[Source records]
********************

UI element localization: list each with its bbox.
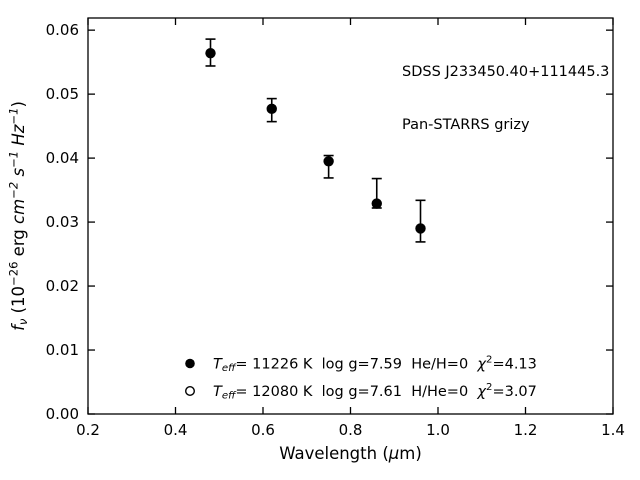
legend-marker-open-circle [184,386,195,397]
data-point-marker [415,223,426,234]
data-point-marker [205,47,216,59]
y-axis-tick-label: 0.06 [46,21,79,39]
x-axis-tick-label: 1.0 [426,421,450,439]
x-axis-tick-label: 1.4 [601,421,625,439]
y-axis-tick-label: 0.02 [46,277,79,295]
y-axis-label: fν (10−26 erg cm−2 s−1 Hz−1) [6,101,30,331]
y-axis-tick-label: 0.04 [46,149,79,167]
annotation-survey-name: Pan-STARRS grizy [402,116,530,133]
y-axis-tick-label: 0.03 [46,213,79,231]
y-axis-tick-label: 0.00 [46,405,79,423]
legend-entry-label: Teff= 11226 K log g=7.59 He/H=0 χ2=4.13 [213,355,537,374]
y-axis-tick-label: 0.01 [46,341,79,359]
x-axis-tick-label: 0.2 [76,421,100,439]
x-axis-tick-label: 1.2 [514,421,538,439]
y-axis-tick-label: 0.05 [46,85,79,103]
x-axis-label: Wavelength (μm) [279,444,422,463]
x-axis-tick-label: 0.6 [251,421,275,439]
annotation-object-name: SDSS J233450.40+111445.3 [402,64,610,80]
data-point-marker [323,156,334,167]
annotation-block: SDSS J233450.40+111445.3 Pan-STARRS griz… [402,29,609,169]
data-point-marker [266,103,277,115]
legend-marker-filled-circle [185,358,195,369]
x-axis-tick-label: 0.4 [164,421,188,439]
x-axis-tick-label: 0.8 [339,421,363,439]
data-point-marker [371,198,382,209]
legend-entry-label: Teff= 12080 K log g=7.61 H/He=0 χ2=3.07 [213,382,537,401]
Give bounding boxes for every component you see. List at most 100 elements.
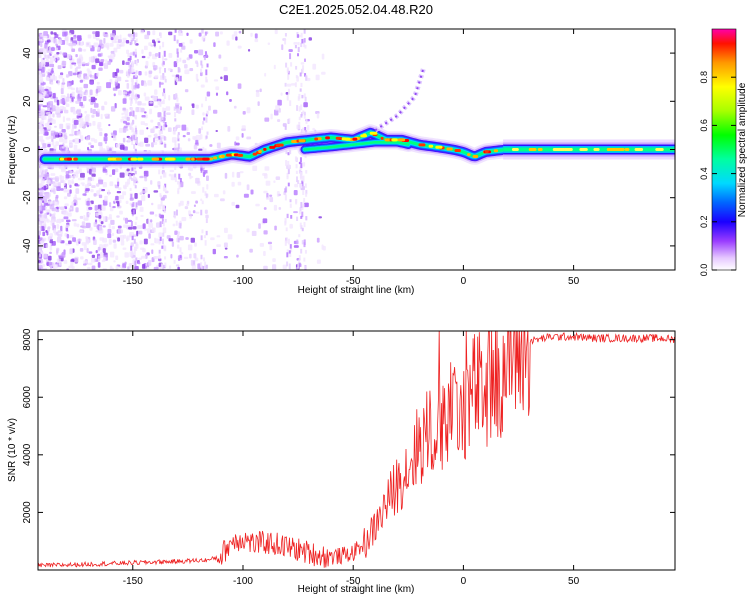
noise-speck (162, 232, 165, 237)
noise-speck (203, 56, 206, 61)
noise-speck (277, 99, 282, 106)
noise-speck (62, 31, 67, 37)
noise-speck (321, 71, 326, 75)
noise-speck (195, 211, 200, 214)
noise-speck (38, 230, 41, 236)
noise-speck (44, 193, 50, 199)
noise-speck (300, 184, 303, 188)
noise-speck (179, 178, 182, 183)
noise-speck (114, 78, 118, 83)
spectral-hotspot (493, 149, 499, 153)
noise-speck (303, 162, 306, 167)
noise-speck (73, 144, 78, 151)
noise-speck (299, 222, 302, 227)
noise-speck (99, 39, 103, 46)
noise-speck (68, 207, 73, 210)
noise-speck (132, 209, 135, 214)
noise-speck (127, 74, 130, 78)
noise-speck (205, 170, 208, 174)
noise-speck (88, 56, 94, 63)
noise-speck (223, 75, 228, 82)
noise-speck (206, 91, 211, 97)
spectral-hotspot (258, 150, 262, 154)
noise-speck (53, 32, 57, 35)
noise-speck (200, 198, 203, 202)
noise-speck (91, 114, 95, 118)
noise-speck (110, 37, 114, 41)
noise-speck (148, 70, 153, 74)
noise-speck (162, 41, 165, 48)
noise-speck (89, 168, 92, 175)
spectral-hotspot (190, 157, 195, 161)
noise-speck (295, 75, 298, 79)
noise-speck (163, 205, 166, 210)
noise-speck (116, 215, 120, 218)
noise-speck (58, 261, 62, 266)
noise-speck (83, 263, 87, 266)
noise-speck (163, 247, 166, 251)
noise-speck (258, 223, 261, 229)
noise-speck (119, 195, 125, 200)
spectral-hotspot (380, 136, 384, 140)
noise-speck (56, 52, 60, 55)
noise-speck (287, 169, 290, 175)
noise-speck (282, 264, 287, 270)
noise-speck (144, 137, 149, 144)
noise-speck (114, 168, 119, 173)
noise-speck (204, 31, 207, 36)
noise-speck (98, 67, 103, 71)
spectral-hotspot (115, 157, 121, 161)
noise-speck (198, 148, 203, 151)
noise-speck (84, 184, 90, 190)
noise-speck (206, 184, 209, 190)
noise-speck (95, 88, 99, 94)
noise-speck (51, 213, 56, 219)
noise-speck (202, 146, 205, 152)
noise-speck (158, 52, 161, 58)
spectral-hotspot (269, 145, 276, 149)
noise-speck (159, 101, 162, 107)
noise-speck (38, 131, 41, 135)
noise-speck (213, 109, 218, 114)
noise-speck (75, 100, 80, 104)
noise-speck (163, 125, 166, 131)
noise-speck (111, 226, 115, 230)
noise-speck (42, 143, 46, 149)
noise-speck (174, 29, 177, 33)
noise-speck (76, 131, 82, 136)
noise-speck (122, 191, 127, 196)
noise-speck (53, 58, 57, 62)
noise-speck (288, 164, 291, 168)
noise-speck (158, 68, 161, 74)
noise-speck (160, 263, 163, 268)
noise-speck (95, 58, 100, 64)
noise-speck (38, 200, 41, 207)
noise-speck (273, 64, 276, 70)
noise-speck (179, 57, 182, 62)
noise-speck (161, 218, 164, 224)
noise-speck (218, 54, 222, 59)
noise-speck (184, 64, 188, 69)
noise-speck (98, 142, 103, 147)
spectral-hotspot (606, 148, 617, 151)
noise-speck (125, 62, 130, 65)
noise-speck (184, 89, 189, 93)
noise-speck (139, 240, 143, 245)
noise-speck (153, 190, 159, 193)
noise-speck (263, 173, 268, 179)
noise-speck (132, 174, 135, 180)
noise-speck (65, 171, 70, 175)
noise-speck (178, 31, 181, 35)
noise-speck (147, 134, 152, 138)
noise-speck (140, 121, 145, 125)
noise-speck (44, 123, 50, 127)
noise-speck (233, 31, 238, 37)
noise-speck (110, 33, 115, 38)
noise-speck (49, 251, 52, 254)
noise-speck (300, 82, 303, 87)
noise-speck (71, 201, 75, 207)
noise-speck (177, 67, 180, 73)
noise-speck (235, 36, 238, 41)
noise-speck (255, 89, 260, 93)
noise-speck (183, 256, 189, 259)
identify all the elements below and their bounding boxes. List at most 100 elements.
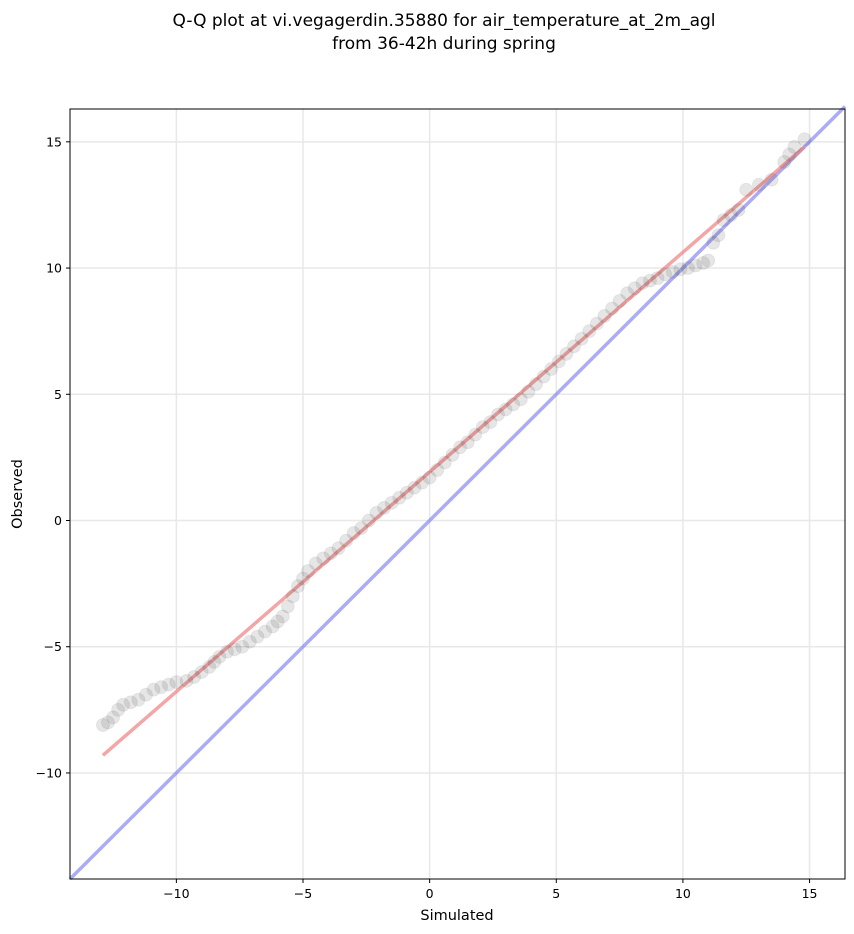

********************

## WRITTEN REQUEST:
Present every line of the source records above as a Markdown table with the columns Row and Line, numbering the rows and leaving out blank lines. Omit the pictures from your answer.

## ANSWER TO THE TASK:
| Row | Line |
|---|---|
| 1 | UI element localization: list each with its bbox. |
| 2 | legend-marker-open-circle [184,386,195,397] |
| 3 | data-point-marker [415,223,426,234] |
| 4 | data-point-marker [205,47,216,59] |
| 5 | y-axis-tick-label: 0.06 [46,21,79,39] |
| 6 | x-axis-tick-label: 1.0 [426,421,450,439] |
| 7 | x-axis-tick-label: 1.4 [601,421,625,439] |
| 8 | y-axis-tick-label: 0.02 [46,277,79,295] |
| 9 | y-axis-label: fν (10−26 erg cm−2 s−1 Hz−1) [6,101,30,331] |
| 10 | y-axis-tick-label: 0.04 [46,149,79,167] |
| 11 | annotation-survey-name: Pan-STARRS grizy [402,116,530,133] |
| 12 | y-axis-tick-label: 0.03 [46,213,79,231] |
| 13 | y-axis-tick-label: 0.00 [46,405,79,423] |
| 14 | legend-entry-label: Teff= 11226 K log g=7.59 He/H=0 χ2=4.13 [213,355,537,374] |
| 15 | y-axis-tick-label: 0.01 [46,341,79,359] |
| 16 | x-axis-tick-label: 0.2 [76,421,100,439] |
| 17 | x-axis-tick-label: 1.2 [514,421,538,439] |
| 18 | y-axis-tick-label: 0.05 [46,85,79,103] |
| 19 | x-axis-label: Wavelength (μm) [279,444,422,463] |
| 20 | x-axis-tick-label: 0.6 [251,421,275,439] |
| 21 | annotation-object-name: SDSS J233450.40+111445.3 [402,64,610,80] |
| 22 | data-point-marker [323,156,334,167] |
| 23 | annotation-block: SDSS J233450.40+111445.3 Pan-STARRS griz… [402,29,609,169] |
| 24 | data-point-marker [266,103,277,115] |
| 25 | legend-marker-filled-circle [185,358,195,369] |
| 26 | x-axis-tick-label: 0.4 [164,421,188,439] |
| 27 | x-axis-tick-label: 0.8 [339,421,363,439] |
| 28 | data-point-marker [371,198,382,209] |
| 29 | legend-entry-label: Teff= 12080 K log g=7.61 H/He=0 χ2=3.07 [213,382,537,401] |
| 30 | Give bounding boxes for every component you see. List at most 100 elements. |
| 31 | noise-speck (162, 232, 165, 237) |
| 32 | noise-speck (203, 56, 206, 61) |
| 33 | noise-speck (277, 99, 282, 106) |
| 34 | noise-speck (62, 31, 67, 37) |
| 35 | noise-speck (321, 71, 326, 75) |
| 36 | noise-speck (195, 211, 200, 214) |
| 37 | noise-speck (38, 230, 41, 236) |
| 38 | noise-speck (44, 193, 50, 199) |
| 39 | noise-speck (300, 184, 303, 188) |
| 40 | noise-speck (179, 178, 182, 183) |
| 41 | noise-speck (114, 78, 118, 83) |
| 42 | spectral-hotspot (493, 149, 499, 153) |
| 43 | noise-speck (303, 162, 306, 167) |
| 44 | noise-speck (73, 144, 78, 151) |
| 45 | noise-speck (299, 222, 302, 227) |
| 46 | noise-speck (99, 39, 103, 46) |
| 47 | noise-speck (68, 207, 73, 210) |
| 48 | noise-speck (132, 209, 135, 214) |
| 49 | noise-speck (127, 74, 130, 78) |
| 50 | noise-speck (205, 170, 208, 174) |
| 51 | noise-speck (88, 56, 94, 63) |
| 52 | noise-speck (223, 75, 228, 82) |
| 53 | noise-speck (206, 91, 211, 97) |
| 54 | spectral-hotspot (258, 150, 262, 154) |
| 55 | noise-speck (53, 32, 57, 35) |
| 56 | noise-speck (200, 198, 203, 202) |
| 57 | noise-speck (91, 114, 95, 118) |
| 58 | noise-speck (110, 37, 114, 41) |
| 59 | noise-speck (148, 70, 153, 74) |
| 60 | noise-speck (162, 41, 165, 48) |
| 61 | noise-speck (89, 168, 92, 175) |
| 62 | spectral-hotspot (190, 157, 195, 161) |
| 63 | noise-speck (295, 75, 298, 79) |
| 64 | noise-speck (163, 205, 166, 210) |
| 65 | noise-speck (116, 215, 120, 218) |
| 66 | noise-speck (58, 261, 62, 266) |
| 67 | noise-speck (83, 263, 87, 266) |
| 68 | noise-speck (163, 247, 166, 251) |
| 69 | noise-speck (258, 223, 261, 229) |
| 70 | noise-speck (119, 195, 125, 200) |
| 71 | spectral-hotspot (380, 136, 384, 140) |
| 72 | noise-speck (56, 52, 60, 55) |
| 73 | noise-speck (287, 169, 290, 175) |
| 74 | noise-speck (282, 264, 287, 270) |
| 75 | noise-speck (144, 137, 149, 144) |
| 76 | noise-speck (114, 168, 119, 173) |
| 77 | noise-speck (204, 31, 207, 36) |
| 78 | noise-speck (98, 67, 103, 71) |
| 79 | spectral-hotspot (115, 157, 121, 161) |
| 80 | noise-speck (198, 148, 203, 151) |
| 81 | noise-speck (84, 184, 90, 190) |
| 82 | noise-speck (206, 184, 209, 190) |
| 83 | noise-speck (95, 88, 99, 94) |
| 84 | noise-speck (51, 213, 56, 219) |
| 85 | noise-speck (202, 146, 205, 152) |
| 86 | noise-speck (158, 52, 161, 58) |
| 87 | spectral-hotspot (269, 145, 276, 149) |
| 88 | noise-speck (159, 101, 162, 107) |
| 89 | noise-speck (38, 131, 41, 135) |
| 90 | noise-speck (213, 109, 218, 114) |
| 91 | noise-speck (75, 100, 80, 104) |
| 92 | noise-speck (163, 125, 166, 131) |
| 93 | noise-speck (111, 226, 115, 230) |
| 94 | noise-speck (42, 143, 46, 149) |
| 95 | noise-speck (174, 29, 177, 33) |
| 96 | noise-speck (76, 131, 82, 136) |
| 97 | noise-speck (122, 191, 127, 196) |
| 98 | noise-speck (53, 58, 57, 62) |
| 99 | noise-speck (288, 164, 291, 168) |
| 100 | noise-speck (158, 68, 161, 74) |
| 101 | noise-speck (160, 263, 163, 268) |
| 102 | noise-speck (95, 58, 100, 64) |
| 103 | noise-speck (38, 200, 41, 207) |
| 104 | noise-speck (273, 64, 276, 70) |
| 105 | noise-speck (179, 57, 182, 62) |
| 106 | noise-speck (161, 218, 164, 224) |
| 107 | noise-speck (218, 54, 222, 59) |
| 108 | noise-speck (184, 64, 188, 69) |
| 109 | noise-speck (98, 142, 103, 147) |
| 110 | spectral-hotspot (606, 148, 617, 151) |
| 111 | noise-speck (125, 62, 130, 65) |
| 112 | noise-speck (184, 89, 189, 93) |
| 113 | noise-speck (139, 240, 143, 245) |
| 114 | noise-speck (153, 190, 159, 193) |
| 115 | noise-speck (263, 173, 268, 179) |
| 116 | noise-speck (132, 174, 135, 180) |
| 117 | noise-speck (65, 171, 70, 175) |
| 118 | noise-speck (178, 31, 181, 35) |
| 119 | noise-speck (147, 134, 152, 138) |
| 120 | noise-speck (140, 121, 145, 125) |
| 121 | noise-speck (44, 123, 50, 127) |
| 122 | noise-speck (233, 31, 238, 37) |
| 123 | noise-speck (110, 33, 115, 38) |
| 124 | noise-speck (49, 251, 52, 254) |
| 125 | noise-speck (300, 82, 303, 87) |
| 126 | noise-speck (71, 201, 75, 207) |
| 127 | noise-speck (177, 67, 180, 73) |
| 128 | noise-speck (235, 36, 238, 41) |
| 129 | noise-speck (255, 89, 260, 93) |
| 130 | noise-speck (183, 256, 189, 259) |
| 131 | identify all the elements below and their bounding boxes. List at most 100 elements. |